» DATA TO PROCESS
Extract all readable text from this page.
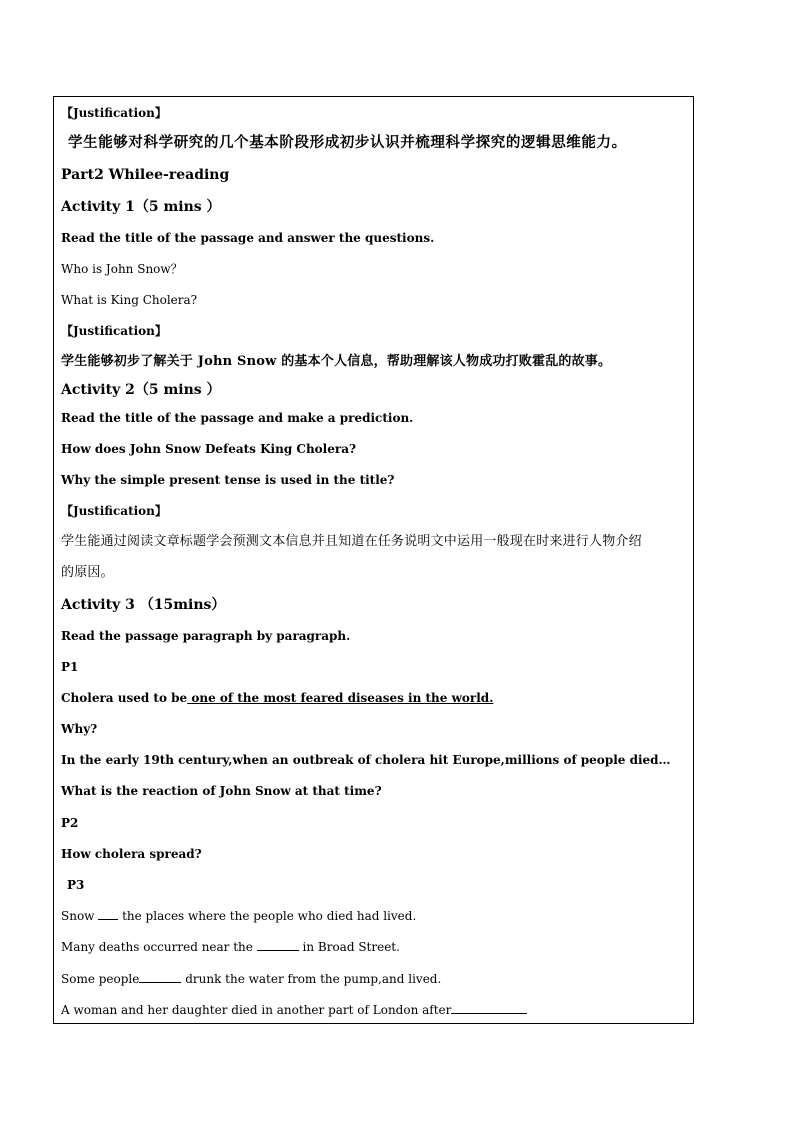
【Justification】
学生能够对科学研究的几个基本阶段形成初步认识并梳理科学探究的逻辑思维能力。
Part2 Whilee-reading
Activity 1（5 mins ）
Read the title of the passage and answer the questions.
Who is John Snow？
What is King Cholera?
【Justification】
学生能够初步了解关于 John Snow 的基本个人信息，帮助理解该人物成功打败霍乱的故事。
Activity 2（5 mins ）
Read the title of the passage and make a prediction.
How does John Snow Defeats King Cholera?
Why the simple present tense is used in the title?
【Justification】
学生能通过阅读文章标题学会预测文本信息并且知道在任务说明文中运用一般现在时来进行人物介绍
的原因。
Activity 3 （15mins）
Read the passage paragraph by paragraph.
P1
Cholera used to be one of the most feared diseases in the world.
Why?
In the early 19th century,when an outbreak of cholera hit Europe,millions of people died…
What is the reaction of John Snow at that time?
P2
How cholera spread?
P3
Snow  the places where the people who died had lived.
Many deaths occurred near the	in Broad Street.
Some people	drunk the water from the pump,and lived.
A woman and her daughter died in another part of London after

» TASK BRIEF
Scan the entries above. Copy each line that has the string "Activity".

» RESULT OF THIS TASK
Activity 1（5 mins ）
Activity 2（5 mins ）
Activity 3 （15mins）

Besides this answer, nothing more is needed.